=== REQUIRED WORK ===
Copy, from the entries below, each line in which the string "Contains" appears.

=== DATASET CONTENT ===
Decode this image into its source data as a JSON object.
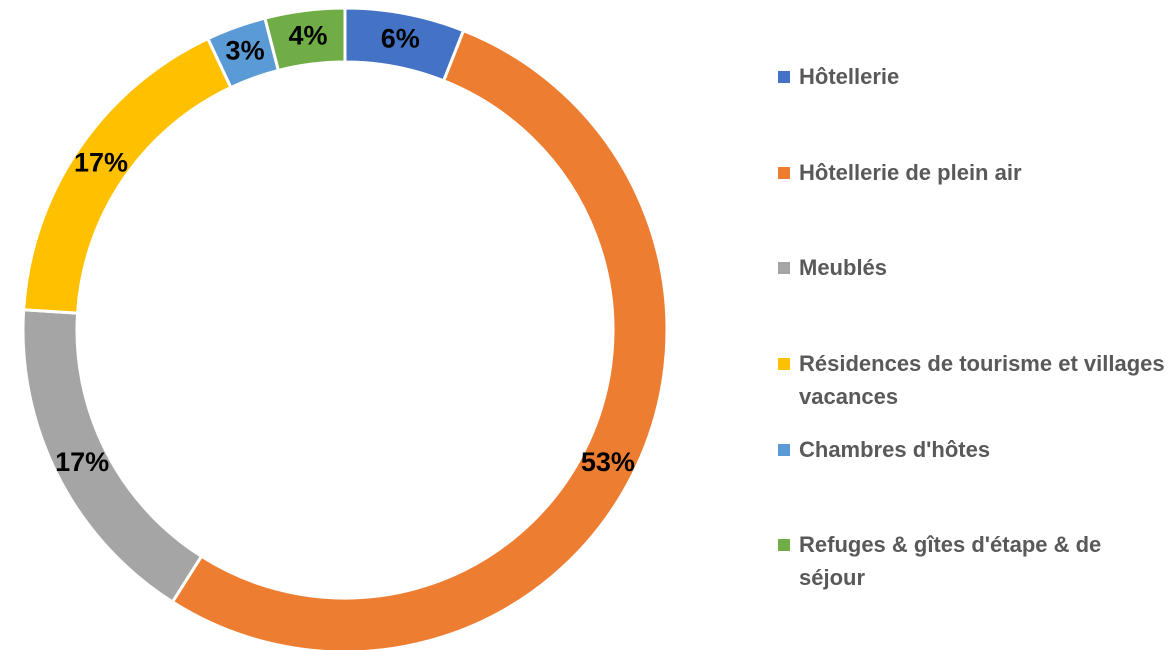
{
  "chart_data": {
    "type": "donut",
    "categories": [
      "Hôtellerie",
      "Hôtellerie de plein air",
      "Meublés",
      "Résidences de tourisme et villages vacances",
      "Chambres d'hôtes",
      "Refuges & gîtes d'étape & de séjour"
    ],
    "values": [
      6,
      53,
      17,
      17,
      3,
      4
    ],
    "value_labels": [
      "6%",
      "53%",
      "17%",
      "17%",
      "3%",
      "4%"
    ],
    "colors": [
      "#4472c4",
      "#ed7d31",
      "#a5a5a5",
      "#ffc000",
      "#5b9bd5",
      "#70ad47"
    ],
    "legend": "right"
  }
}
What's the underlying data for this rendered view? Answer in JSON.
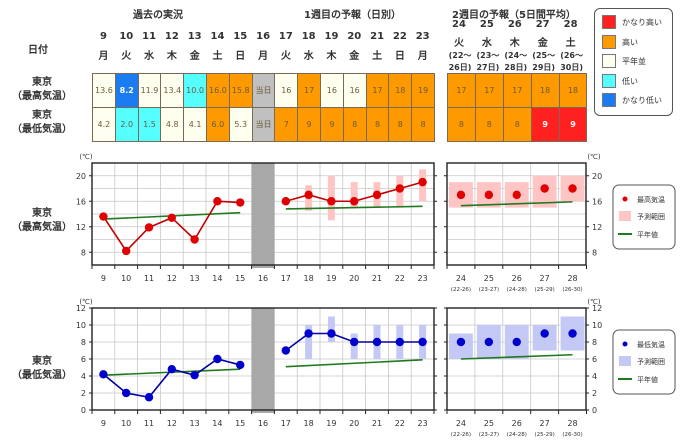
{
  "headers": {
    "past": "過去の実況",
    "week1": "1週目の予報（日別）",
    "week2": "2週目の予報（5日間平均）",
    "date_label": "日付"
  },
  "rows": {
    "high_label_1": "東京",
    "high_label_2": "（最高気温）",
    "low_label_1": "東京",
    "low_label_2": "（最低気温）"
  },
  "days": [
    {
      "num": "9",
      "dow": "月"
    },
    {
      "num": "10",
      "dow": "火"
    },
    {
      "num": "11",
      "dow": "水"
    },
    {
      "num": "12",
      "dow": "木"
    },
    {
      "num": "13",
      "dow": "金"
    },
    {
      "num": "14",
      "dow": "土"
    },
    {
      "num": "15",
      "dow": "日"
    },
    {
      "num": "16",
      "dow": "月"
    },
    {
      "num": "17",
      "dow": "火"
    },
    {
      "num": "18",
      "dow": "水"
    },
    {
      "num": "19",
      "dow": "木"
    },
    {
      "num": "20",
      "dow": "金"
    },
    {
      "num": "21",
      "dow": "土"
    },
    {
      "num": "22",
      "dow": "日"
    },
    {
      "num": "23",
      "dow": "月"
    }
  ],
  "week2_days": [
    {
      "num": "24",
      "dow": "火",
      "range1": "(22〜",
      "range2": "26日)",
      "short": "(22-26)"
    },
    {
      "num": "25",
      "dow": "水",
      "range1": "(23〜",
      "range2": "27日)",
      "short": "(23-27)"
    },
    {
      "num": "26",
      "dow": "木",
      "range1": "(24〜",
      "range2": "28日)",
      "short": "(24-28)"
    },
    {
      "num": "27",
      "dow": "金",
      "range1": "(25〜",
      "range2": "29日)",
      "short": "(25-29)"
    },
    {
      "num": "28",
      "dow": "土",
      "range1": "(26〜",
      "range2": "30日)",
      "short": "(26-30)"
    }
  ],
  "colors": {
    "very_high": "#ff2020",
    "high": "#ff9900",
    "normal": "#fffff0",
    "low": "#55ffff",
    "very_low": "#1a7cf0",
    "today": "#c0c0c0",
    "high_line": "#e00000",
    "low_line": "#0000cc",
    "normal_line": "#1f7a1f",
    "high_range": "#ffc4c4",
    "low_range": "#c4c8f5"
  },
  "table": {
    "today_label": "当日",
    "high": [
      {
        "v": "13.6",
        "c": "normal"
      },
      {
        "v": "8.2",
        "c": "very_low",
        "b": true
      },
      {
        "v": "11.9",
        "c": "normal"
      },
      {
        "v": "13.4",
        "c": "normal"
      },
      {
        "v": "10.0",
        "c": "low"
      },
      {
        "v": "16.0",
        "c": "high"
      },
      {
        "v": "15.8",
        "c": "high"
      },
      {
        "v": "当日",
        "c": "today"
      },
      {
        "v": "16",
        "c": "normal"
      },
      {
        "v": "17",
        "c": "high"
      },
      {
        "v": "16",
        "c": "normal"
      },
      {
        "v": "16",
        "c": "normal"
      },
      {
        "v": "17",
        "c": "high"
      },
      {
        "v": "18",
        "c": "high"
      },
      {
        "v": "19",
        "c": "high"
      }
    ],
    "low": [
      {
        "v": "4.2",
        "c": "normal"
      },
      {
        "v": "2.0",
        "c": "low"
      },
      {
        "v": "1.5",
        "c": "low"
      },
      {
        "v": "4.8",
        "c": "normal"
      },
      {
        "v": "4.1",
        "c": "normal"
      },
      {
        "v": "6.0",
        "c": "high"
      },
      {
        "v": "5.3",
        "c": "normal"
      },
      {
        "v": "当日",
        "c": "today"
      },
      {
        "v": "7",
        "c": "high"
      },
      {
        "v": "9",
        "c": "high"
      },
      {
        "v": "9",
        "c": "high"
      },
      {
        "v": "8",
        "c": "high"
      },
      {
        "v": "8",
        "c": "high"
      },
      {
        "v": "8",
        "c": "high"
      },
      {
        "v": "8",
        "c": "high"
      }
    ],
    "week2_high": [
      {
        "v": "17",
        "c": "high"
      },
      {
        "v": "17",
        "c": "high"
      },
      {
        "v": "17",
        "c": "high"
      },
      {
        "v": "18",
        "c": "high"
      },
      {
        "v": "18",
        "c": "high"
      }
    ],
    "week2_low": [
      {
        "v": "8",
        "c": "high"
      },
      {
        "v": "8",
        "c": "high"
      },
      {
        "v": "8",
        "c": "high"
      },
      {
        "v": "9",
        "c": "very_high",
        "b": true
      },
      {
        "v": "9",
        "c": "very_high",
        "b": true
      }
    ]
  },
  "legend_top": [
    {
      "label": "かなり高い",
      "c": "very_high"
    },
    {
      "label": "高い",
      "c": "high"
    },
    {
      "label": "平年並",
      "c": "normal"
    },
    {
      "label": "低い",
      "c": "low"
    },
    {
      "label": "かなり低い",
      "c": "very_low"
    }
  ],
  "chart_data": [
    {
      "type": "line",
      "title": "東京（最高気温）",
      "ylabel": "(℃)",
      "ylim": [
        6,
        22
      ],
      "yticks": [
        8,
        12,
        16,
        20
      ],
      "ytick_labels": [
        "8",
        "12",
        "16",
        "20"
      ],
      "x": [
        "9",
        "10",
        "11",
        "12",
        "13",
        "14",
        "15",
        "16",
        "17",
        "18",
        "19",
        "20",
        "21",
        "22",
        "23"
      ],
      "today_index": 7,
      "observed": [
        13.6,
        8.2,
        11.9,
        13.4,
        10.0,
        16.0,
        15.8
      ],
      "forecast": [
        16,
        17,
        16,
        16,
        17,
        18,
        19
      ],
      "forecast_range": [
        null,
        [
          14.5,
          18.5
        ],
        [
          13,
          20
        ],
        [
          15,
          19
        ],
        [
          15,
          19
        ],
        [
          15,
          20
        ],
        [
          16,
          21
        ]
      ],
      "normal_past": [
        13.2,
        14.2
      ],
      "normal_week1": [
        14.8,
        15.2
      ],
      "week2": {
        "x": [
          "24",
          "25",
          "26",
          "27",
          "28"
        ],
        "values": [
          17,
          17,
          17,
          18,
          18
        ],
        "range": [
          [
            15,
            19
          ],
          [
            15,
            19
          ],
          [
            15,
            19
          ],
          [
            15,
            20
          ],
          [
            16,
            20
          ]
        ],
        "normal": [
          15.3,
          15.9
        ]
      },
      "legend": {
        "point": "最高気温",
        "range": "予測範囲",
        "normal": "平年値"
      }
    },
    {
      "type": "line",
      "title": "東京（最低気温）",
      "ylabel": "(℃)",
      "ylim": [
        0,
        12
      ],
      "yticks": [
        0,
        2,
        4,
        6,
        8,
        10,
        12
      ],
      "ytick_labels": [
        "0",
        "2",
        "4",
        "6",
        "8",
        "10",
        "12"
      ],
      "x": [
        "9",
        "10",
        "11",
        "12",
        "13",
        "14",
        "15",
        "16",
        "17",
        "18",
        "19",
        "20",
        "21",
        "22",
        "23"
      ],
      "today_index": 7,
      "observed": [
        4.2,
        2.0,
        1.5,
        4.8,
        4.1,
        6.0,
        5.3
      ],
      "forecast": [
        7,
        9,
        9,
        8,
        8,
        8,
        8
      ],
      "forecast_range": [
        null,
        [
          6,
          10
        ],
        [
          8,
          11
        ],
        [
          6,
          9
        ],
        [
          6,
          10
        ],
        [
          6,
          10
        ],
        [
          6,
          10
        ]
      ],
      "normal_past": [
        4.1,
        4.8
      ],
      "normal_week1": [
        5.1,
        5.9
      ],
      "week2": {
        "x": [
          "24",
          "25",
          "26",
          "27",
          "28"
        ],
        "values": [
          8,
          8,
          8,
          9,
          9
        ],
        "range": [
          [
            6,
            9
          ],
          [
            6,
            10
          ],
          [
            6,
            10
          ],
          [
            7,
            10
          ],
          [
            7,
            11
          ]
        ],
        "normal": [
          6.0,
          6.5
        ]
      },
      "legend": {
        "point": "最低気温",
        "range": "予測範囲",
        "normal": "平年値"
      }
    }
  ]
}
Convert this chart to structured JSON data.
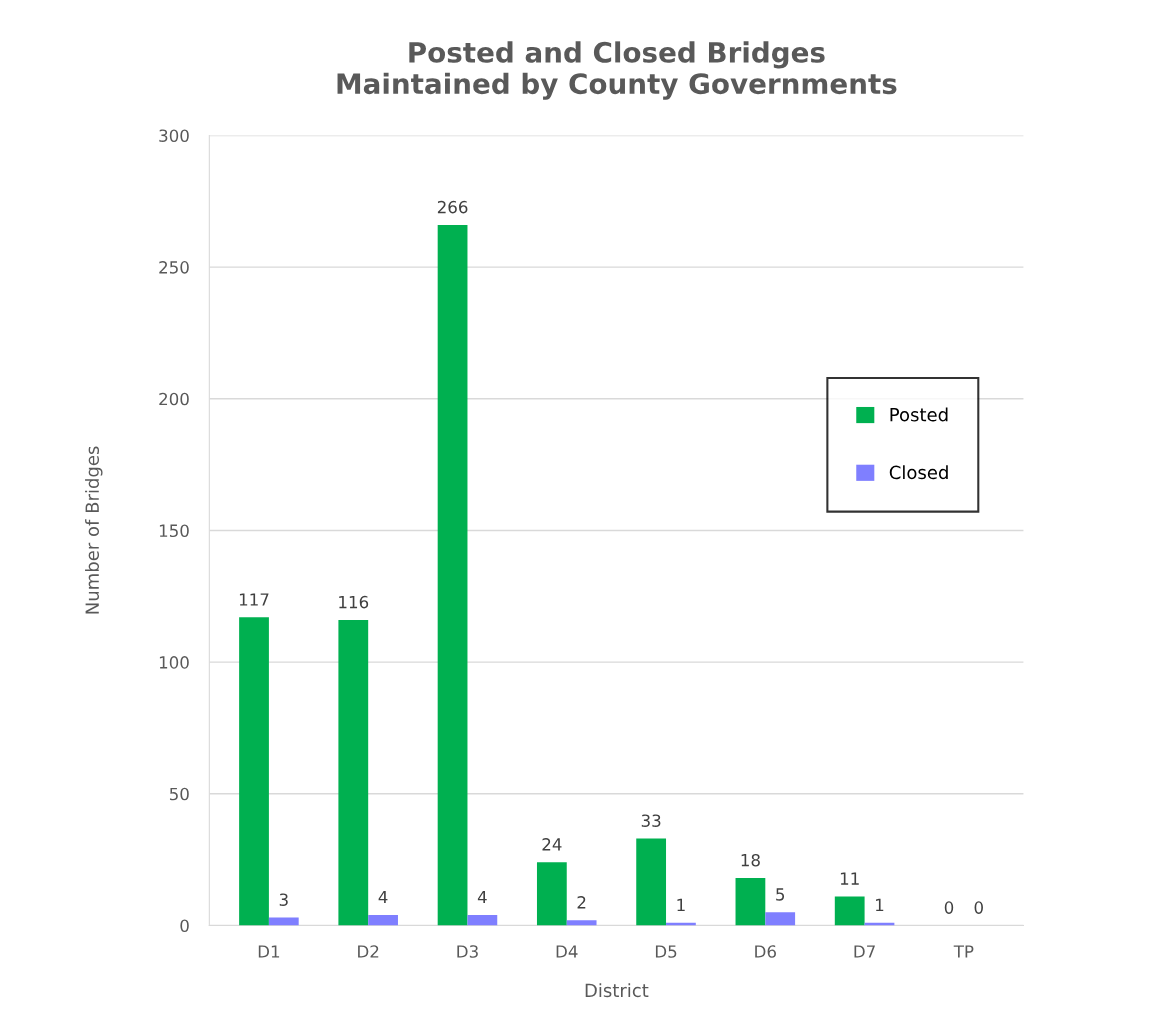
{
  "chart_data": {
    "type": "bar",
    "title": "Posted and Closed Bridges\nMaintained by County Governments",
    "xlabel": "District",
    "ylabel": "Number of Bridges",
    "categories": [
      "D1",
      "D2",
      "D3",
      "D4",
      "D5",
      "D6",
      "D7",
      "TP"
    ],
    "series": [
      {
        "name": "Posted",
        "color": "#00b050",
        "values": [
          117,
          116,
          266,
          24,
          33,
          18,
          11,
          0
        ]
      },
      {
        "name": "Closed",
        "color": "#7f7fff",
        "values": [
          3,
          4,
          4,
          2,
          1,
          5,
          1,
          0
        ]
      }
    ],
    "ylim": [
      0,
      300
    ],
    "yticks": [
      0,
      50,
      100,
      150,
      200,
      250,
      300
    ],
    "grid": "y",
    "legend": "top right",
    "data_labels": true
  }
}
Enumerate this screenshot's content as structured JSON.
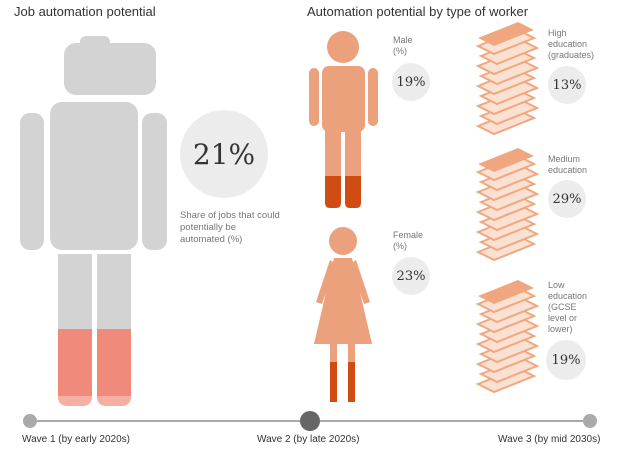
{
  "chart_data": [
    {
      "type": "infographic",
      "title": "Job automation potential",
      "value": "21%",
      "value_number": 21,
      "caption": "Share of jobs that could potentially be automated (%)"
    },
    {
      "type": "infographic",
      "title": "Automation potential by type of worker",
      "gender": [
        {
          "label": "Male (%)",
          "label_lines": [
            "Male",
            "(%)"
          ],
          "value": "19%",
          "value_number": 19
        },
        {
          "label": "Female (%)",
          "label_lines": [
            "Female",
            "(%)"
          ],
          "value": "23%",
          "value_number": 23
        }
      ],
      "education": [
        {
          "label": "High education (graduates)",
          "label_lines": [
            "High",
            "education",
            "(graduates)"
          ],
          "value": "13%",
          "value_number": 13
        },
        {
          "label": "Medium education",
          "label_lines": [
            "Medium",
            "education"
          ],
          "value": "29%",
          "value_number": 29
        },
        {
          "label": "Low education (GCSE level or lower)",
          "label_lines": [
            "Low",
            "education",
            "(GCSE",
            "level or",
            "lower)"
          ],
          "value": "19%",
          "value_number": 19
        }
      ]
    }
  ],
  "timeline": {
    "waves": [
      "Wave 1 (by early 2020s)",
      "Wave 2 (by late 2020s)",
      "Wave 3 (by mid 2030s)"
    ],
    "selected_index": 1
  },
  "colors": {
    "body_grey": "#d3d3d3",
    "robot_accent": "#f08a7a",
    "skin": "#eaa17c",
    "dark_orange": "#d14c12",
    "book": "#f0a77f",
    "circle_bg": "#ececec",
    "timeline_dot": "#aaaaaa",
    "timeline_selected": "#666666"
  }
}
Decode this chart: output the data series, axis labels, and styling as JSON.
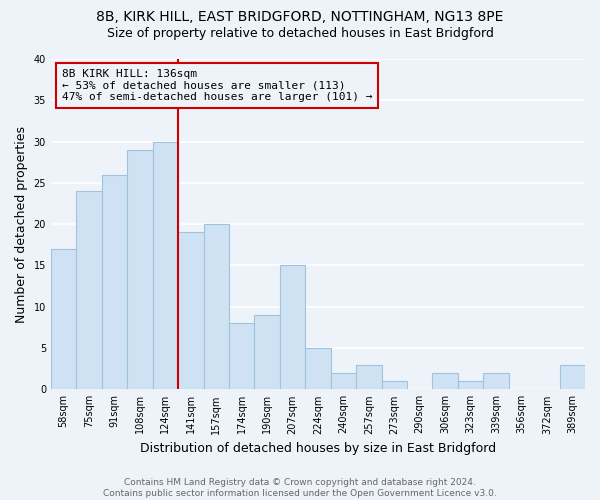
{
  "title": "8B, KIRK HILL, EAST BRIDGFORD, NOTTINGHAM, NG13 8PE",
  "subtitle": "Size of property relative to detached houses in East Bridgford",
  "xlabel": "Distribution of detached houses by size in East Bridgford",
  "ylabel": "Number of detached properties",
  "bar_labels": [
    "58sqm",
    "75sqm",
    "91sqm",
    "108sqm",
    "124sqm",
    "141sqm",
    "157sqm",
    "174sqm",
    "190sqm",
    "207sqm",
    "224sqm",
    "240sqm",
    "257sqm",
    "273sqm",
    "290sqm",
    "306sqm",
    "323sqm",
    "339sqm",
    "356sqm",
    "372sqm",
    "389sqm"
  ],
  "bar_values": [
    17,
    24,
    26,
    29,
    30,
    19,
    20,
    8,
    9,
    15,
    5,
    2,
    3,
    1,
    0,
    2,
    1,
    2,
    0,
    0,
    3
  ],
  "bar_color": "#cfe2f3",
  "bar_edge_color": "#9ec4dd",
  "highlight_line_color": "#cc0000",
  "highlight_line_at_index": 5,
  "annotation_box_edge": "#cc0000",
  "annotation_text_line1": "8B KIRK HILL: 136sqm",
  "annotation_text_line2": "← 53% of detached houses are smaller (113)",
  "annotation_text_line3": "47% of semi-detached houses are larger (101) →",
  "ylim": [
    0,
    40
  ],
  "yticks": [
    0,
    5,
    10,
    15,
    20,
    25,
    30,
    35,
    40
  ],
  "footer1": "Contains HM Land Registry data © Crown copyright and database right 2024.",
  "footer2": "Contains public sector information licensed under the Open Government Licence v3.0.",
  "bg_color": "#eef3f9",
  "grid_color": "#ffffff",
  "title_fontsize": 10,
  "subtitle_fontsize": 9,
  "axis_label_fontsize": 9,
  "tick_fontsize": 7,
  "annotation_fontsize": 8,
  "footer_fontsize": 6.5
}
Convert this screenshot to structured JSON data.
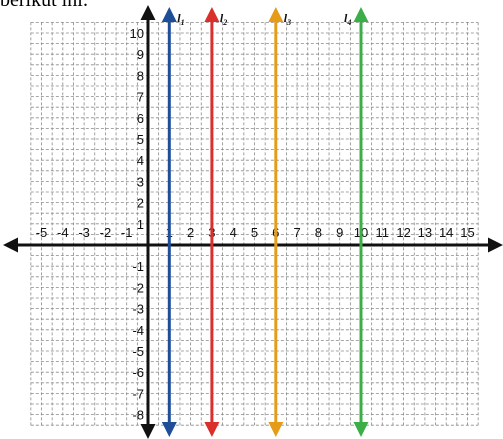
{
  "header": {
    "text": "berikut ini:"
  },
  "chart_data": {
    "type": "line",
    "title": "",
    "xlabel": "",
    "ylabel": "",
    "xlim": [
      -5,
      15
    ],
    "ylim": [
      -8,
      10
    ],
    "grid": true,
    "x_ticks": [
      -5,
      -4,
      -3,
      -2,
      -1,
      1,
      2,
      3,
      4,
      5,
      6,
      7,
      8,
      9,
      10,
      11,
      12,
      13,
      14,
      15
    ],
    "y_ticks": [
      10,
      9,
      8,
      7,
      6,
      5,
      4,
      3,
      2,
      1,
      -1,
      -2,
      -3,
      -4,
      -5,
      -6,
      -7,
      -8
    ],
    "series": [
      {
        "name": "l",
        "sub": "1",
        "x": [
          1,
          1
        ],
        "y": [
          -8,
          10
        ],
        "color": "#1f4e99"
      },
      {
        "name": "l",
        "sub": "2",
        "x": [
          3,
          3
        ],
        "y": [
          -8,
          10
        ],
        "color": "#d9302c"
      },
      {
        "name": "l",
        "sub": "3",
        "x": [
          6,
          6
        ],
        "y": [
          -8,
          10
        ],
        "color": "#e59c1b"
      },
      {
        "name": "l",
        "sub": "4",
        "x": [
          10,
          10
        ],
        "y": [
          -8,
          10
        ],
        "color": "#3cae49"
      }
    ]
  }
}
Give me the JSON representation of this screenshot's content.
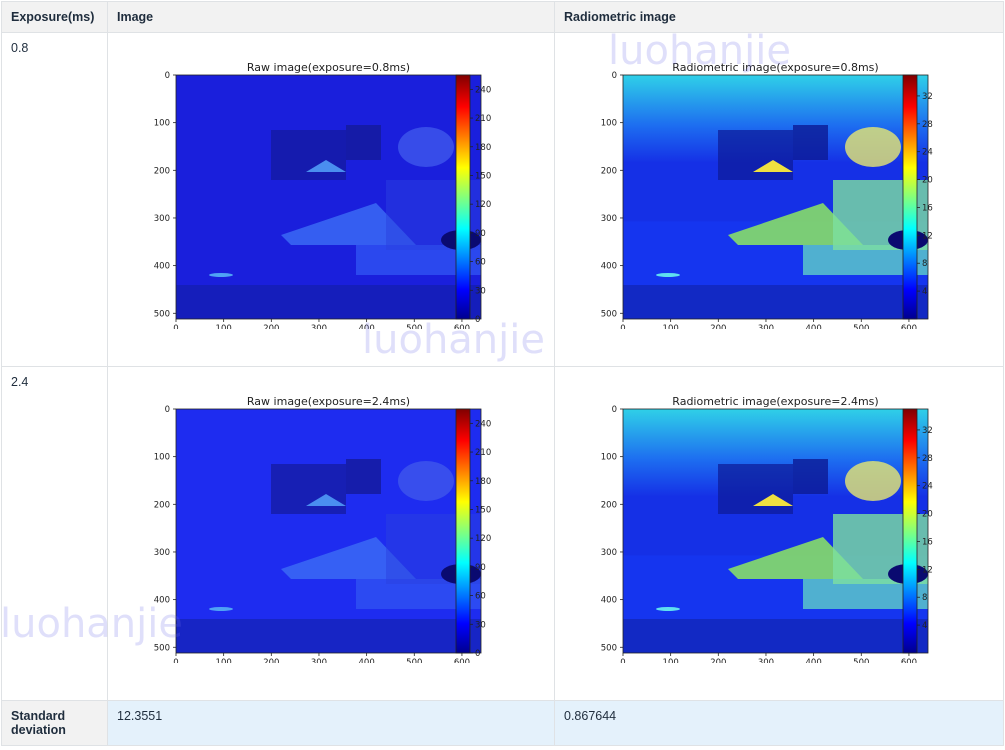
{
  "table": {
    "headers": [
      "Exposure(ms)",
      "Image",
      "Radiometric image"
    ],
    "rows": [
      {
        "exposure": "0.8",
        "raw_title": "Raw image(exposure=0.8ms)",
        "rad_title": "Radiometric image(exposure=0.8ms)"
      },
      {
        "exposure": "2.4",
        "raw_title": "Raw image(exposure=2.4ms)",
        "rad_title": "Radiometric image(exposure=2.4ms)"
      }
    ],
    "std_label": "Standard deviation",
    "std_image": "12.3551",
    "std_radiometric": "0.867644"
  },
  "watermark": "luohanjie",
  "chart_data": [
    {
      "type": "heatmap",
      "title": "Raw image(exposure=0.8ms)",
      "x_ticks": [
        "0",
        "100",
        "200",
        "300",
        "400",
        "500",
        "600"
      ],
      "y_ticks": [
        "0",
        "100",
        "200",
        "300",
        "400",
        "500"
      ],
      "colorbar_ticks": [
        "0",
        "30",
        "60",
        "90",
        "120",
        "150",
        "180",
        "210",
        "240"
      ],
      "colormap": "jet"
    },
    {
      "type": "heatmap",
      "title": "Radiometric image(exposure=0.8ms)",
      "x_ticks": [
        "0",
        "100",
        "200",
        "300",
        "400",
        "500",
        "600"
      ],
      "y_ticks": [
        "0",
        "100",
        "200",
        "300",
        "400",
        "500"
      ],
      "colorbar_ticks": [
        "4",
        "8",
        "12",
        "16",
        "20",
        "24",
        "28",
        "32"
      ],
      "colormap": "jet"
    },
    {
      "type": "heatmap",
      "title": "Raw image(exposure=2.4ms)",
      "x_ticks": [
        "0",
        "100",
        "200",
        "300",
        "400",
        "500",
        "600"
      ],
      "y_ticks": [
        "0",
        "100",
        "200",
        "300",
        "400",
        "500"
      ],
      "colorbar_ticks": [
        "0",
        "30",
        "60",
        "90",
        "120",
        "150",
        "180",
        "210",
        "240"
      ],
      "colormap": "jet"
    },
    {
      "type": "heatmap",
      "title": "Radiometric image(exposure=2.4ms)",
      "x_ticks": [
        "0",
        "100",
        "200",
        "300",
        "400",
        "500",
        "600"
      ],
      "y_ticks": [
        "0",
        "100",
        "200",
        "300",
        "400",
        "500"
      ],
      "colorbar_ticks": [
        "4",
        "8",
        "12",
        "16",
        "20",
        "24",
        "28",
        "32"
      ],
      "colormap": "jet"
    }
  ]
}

=== TASK OUTPUT ===
  "footer1": "Contains HM Land Registry data © Crown copyright and database right 2024.",
  "footer2": "Contains public sector information licensed under the Open Government Licence v3.0.",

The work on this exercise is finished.